### Exercise directions
Copy out every record below with complete accuracy.

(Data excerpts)

______________________________

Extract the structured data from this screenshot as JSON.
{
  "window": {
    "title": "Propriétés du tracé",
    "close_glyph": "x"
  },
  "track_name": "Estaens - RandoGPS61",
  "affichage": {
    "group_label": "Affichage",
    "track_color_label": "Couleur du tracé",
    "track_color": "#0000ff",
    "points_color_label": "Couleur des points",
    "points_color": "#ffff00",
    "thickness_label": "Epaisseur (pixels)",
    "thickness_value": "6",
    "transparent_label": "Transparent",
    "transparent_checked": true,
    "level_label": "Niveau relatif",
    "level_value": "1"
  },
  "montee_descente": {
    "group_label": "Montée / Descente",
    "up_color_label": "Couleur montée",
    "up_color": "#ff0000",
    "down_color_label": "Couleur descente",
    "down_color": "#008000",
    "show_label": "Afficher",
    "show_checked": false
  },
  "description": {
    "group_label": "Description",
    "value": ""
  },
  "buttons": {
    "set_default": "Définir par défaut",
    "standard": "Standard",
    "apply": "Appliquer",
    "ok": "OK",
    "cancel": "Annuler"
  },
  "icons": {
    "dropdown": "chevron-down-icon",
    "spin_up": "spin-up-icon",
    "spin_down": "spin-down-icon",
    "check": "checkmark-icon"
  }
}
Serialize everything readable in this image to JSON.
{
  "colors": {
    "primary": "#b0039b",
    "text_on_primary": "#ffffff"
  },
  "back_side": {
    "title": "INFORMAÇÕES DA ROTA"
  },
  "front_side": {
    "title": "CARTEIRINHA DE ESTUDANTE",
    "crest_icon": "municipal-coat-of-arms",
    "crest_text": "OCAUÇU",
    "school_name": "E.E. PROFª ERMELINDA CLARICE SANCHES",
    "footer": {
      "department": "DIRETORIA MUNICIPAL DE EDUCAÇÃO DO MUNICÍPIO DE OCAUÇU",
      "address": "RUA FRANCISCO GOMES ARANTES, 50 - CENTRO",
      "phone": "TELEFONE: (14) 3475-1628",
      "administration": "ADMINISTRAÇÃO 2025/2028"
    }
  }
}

______________________________

### Written solution
Extract the structured data from this screenshot as JSON.
{
  "window": {
    "title": "Propriétés du tracé",
    "close_glyph": "x"
  },
  "track_name": "Estaens - RandoGPS61",
  "affichage": {
    "group_label": "Affichage",
    "track_color_label": "Couleur du tracé",
    "track_color": "#0000ff",
    "points_color_label": "Couleur des points",
    "points_color": "#ffff00",
    "thickness_label": "Epaisseur (pixels)",
    "thickness_value": "6",
    "transparent_label": "Transparent",
    "transparent_checked": true,
    "level_label": "Niveau relatif",
    "level_value": "1"
  },
  "montee_descente": {
    "group_label": "Montée / Descente",
    "up_color_label": "Couleur montée",
    "up_color": "#ff0000",
    "down_color_label": "Couleur descente",
    "down_color": "#008000",
    "show_label": "Afficher",
    "show_checked": false
  },
  "description": {
    "group_label": "Description",
    "value": ""
  },
  "buttons": {
    "set_default": "Définir par défaut",
    "standard": "Standard",
    "apply": "Appliquer",
    "ok": "OK",
    "cancel": "Annuler"
  },
  "icons": {
    "dropdown": "chevron-down-icon",
    "spin_up": "spin-up-icon",
    "spin_down": "spin-down-icon",
    "check": "checkmark-icon"
  }
}
Serialize everything readable in this image to JSON.
{
  "colors": {
    "primary": "#b0039b",
    "text_on_primary": "#ffffff"
  },
  "back_side": {
    "title": "INFORMAÇÕES DA ROTA"
  },
  "front_side": {
    "title": "CARTEIRINHA DE ESTUDANTE",
    "crest_icon": "municipal-coat-of-arms",
    "crest_text": "OCAUÇU",
    "school_name": "E.E. PROFª ERMELINDA CLARICE SANCHES",
    "footer": {
      "department": "DIRETORIA MUNICIPAL DE EDUCAÇÃO DO MUNICÍPIO DE OCAUÇU",
      "address": "RUA FRANCISCO GOMES ARANTES, 50 - CENTRO",
      "phone": "TELEFONE: (14) 3475-1628",
      "administration": "ADMINISTRAÇÃO 2025/2028"
    }
  }
}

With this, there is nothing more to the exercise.